[Start of EXERCISE MATERIALS]

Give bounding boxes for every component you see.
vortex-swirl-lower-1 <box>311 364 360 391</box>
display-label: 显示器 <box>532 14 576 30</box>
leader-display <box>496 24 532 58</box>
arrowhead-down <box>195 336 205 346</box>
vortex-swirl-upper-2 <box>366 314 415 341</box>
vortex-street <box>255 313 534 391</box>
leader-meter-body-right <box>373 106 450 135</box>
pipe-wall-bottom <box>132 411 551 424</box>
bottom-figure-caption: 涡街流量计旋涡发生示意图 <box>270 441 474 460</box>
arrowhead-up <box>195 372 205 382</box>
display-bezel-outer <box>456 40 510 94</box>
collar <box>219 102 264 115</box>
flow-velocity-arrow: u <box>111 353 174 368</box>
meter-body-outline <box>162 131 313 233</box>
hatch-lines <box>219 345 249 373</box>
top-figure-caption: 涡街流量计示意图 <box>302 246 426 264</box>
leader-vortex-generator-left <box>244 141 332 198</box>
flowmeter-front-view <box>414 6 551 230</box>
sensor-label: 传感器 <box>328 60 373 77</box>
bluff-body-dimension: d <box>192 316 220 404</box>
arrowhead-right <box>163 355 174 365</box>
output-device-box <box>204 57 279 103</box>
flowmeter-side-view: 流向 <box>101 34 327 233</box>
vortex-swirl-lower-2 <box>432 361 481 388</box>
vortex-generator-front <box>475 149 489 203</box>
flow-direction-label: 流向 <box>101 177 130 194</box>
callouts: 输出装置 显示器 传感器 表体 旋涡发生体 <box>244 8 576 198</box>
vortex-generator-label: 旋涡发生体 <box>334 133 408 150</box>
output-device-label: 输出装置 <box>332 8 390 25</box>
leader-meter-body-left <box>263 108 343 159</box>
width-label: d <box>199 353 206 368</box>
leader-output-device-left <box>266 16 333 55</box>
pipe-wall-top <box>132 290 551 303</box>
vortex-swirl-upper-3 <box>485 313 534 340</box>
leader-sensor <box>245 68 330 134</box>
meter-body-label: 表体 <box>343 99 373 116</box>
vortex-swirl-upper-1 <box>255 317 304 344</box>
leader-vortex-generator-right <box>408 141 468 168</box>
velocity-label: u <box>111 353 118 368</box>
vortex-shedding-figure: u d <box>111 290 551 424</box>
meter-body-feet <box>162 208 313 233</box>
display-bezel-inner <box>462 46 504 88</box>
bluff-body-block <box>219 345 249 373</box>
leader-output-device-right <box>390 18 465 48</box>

[End of EXERCISE MATERIALS]
[Start of EXERCISE MATERIALS]

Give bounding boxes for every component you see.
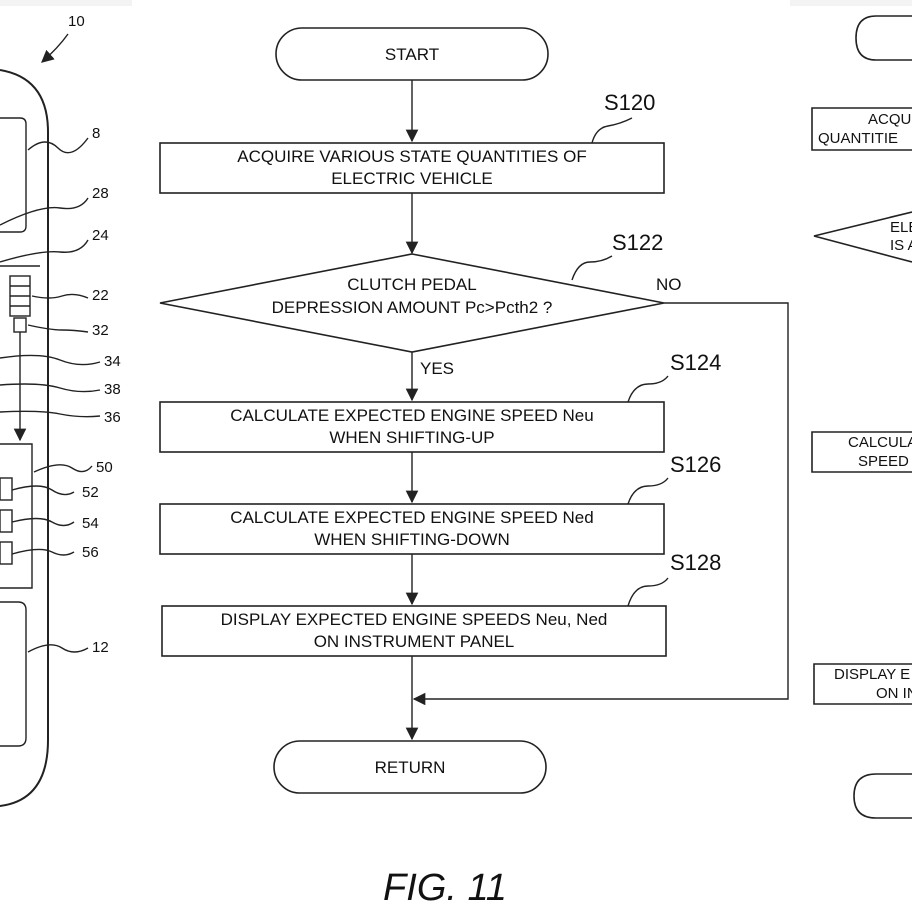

[End of EXERCISE MATERIALS]

Count the lines in the records above that contain the string "right", treating uppercase and lowercase letters as different, and reply with only that number.

• [REPLY]
4